→ **Exercise requirements**: Check each line of the material. Copy those containing "utilities".

→ **Extracted material**:
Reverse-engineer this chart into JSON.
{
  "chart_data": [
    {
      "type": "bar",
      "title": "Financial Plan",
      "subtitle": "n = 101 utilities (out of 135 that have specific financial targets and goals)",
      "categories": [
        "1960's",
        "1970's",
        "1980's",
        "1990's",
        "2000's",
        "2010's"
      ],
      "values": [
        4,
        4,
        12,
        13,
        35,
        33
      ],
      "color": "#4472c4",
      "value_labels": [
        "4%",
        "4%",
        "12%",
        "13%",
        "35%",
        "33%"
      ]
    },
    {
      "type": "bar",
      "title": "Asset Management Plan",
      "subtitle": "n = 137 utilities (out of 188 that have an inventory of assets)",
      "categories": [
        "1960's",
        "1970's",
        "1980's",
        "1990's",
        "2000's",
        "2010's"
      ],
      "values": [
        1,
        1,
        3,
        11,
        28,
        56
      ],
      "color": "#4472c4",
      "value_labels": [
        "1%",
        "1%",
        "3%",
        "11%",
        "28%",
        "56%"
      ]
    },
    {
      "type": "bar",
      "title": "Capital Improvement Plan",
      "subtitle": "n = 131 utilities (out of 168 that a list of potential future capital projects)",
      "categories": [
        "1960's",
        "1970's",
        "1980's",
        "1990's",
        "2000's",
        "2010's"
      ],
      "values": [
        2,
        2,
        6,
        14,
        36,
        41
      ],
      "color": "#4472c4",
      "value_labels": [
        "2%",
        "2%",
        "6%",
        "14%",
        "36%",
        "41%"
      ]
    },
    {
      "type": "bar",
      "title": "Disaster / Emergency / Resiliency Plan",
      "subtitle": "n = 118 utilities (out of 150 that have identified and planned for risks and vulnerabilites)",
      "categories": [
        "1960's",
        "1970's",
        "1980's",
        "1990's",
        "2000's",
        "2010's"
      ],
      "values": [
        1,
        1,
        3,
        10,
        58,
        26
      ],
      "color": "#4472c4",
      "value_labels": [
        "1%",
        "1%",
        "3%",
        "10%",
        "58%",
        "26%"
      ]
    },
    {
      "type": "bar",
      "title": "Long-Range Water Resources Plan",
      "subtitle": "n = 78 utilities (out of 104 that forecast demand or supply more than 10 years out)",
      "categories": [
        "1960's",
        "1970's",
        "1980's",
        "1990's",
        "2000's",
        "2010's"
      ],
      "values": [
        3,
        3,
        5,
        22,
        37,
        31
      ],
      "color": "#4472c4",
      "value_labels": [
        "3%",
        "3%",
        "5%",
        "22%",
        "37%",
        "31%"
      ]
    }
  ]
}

→ **Solution to the problem**:
      "subtitle": "n = 101 utilities (out of 135 that have specific financial targets and goals)",
      "subtitle": "n = 137 utilities (out of 188 that have an inventory of assets)",
      "subtitle": "n = 131 utilities (out of 168 that a list of potential future capital projects)",
      "subtitle": "n = 118 utilities (out of 150 that have identified and planned for risks and vulnerabilites)",
      "subtitle": "n = 78 utilities (out of 104 that forecast demand or supply more than 10 years out)",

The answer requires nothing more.